Collected data entries
++++++++++++++++++++
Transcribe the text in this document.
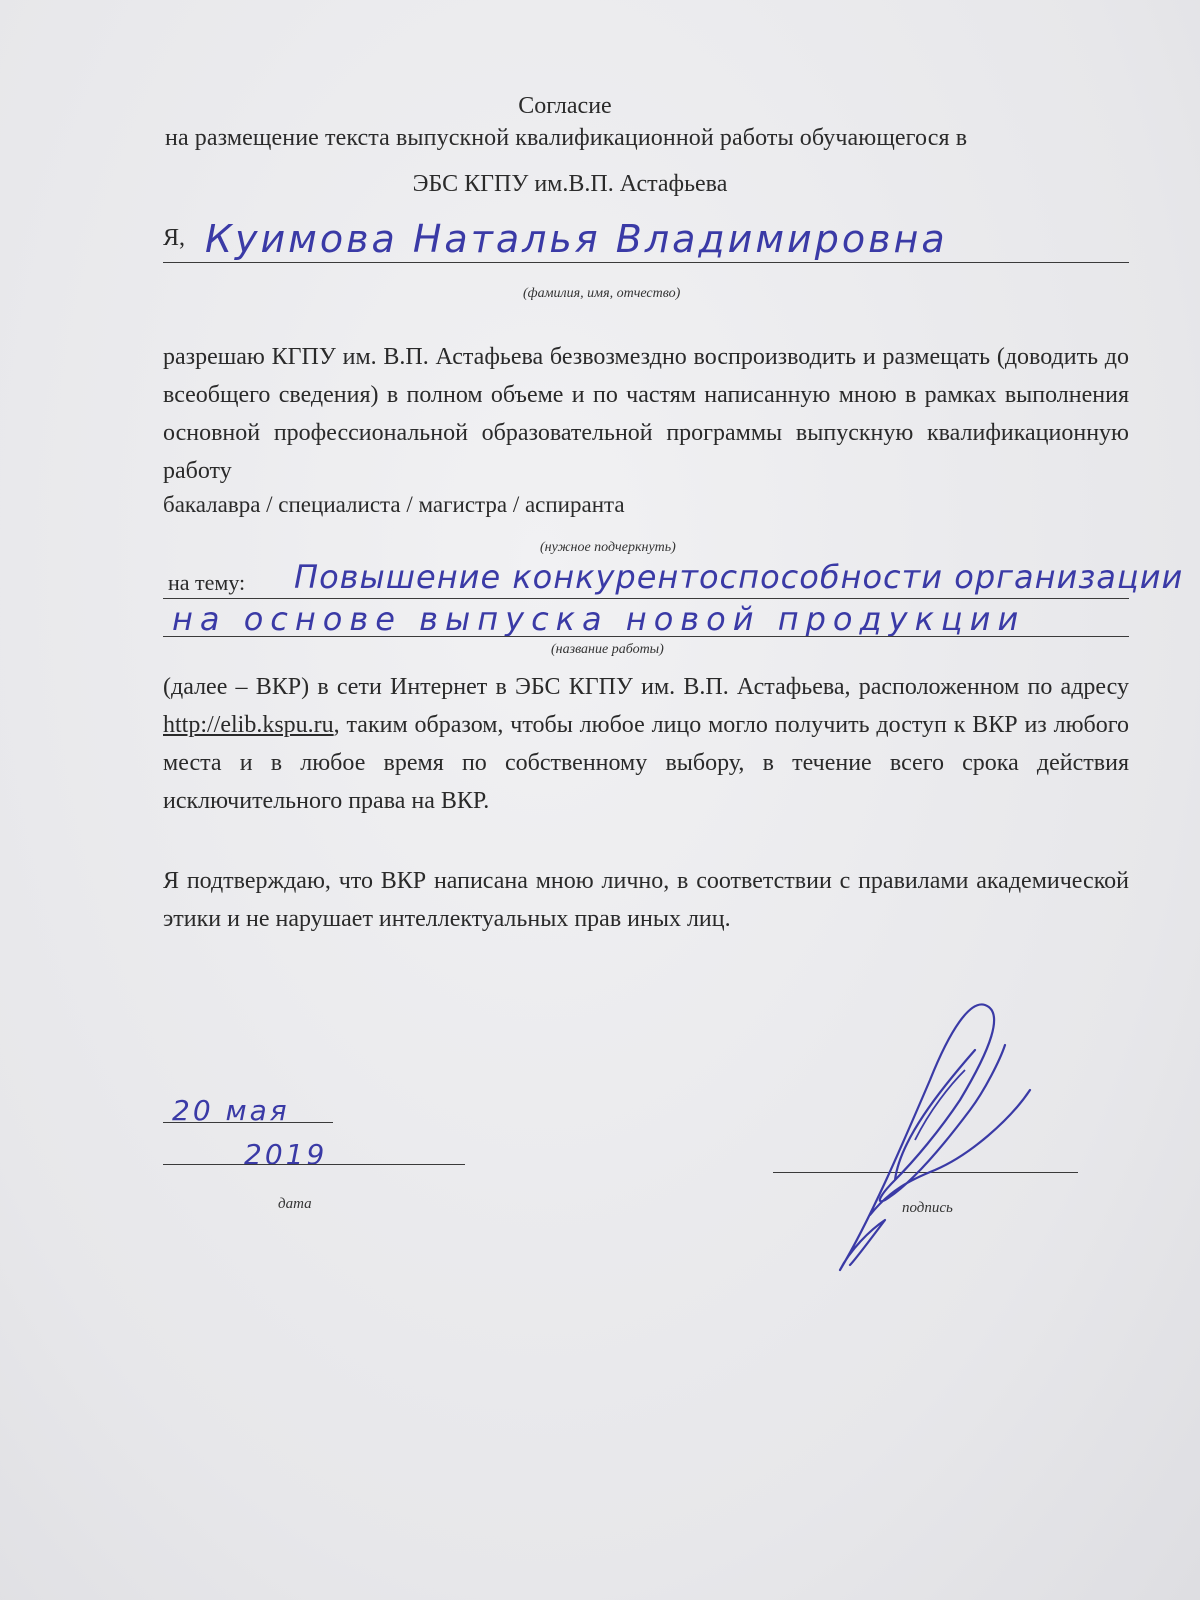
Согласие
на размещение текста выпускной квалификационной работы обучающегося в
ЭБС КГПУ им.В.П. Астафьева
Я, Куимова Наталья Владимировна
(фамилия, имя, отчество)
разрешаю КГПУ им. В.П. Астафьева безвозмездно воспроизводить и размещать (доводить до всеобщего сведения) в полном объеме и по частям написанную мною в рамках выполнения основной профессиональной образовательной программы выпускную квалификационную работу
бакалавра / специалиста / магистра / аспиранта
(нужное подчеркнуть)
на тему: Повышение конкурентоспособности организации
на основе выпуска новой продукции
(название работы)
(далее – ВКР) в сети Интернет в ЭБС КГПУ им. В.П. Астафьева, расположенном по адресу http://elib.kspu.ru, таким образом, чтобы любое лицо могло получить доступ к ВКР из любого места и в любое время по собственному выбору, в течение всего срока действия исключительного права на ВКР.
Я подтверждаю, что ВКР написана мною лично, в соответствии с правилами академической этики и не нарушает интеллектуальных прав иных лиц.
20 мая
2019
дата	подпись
++++++++++++++++++++
**Problem details**
Can you retype every record above exactly, leaving out the pictures?

**Solved exercise**
Transcribe the text in this document.
Согласие
на размещение текста выпускной квалификационной работы обучающегося в
ЭБС КГПУ им.В.П. Астафьева
Я, Куимова Наталья Владимировна
(фамилия, имя, отчество)
разрешаю КГПУ им. В.П. Астафьева безвозмездно воспроизводить и размещать (доводить до всеобщего сведения) в полном объеме и по частям написанную мною в рамках выполнения основной профессиональной образовательной программы выпускную квалификационную работу
бакалавра / специалиста / магистра / аспиранта
(нужное подчеркнуть)
на тему: Повышение конкурентоспособности организации
на основе выпуска новой продукции
(название работы)
(далее – ВКР) в сети Интернет в ЭБС КГПУ им. В.П. Астафьева, расположенном по адресу http://elib.kspu.ru, таким образом, чтобы любое лицо могло получить доступ к ВКР из любого места и в любое время по собственному выбору, в течение всего срока действия исключительного права на ВКР.
Я подтверждаю, что ВКР написана мною лично, в соответствии с правилами академической этики и не нарушает интеллектуальных прав иных лиц.
20 мая
2019
дата	подпись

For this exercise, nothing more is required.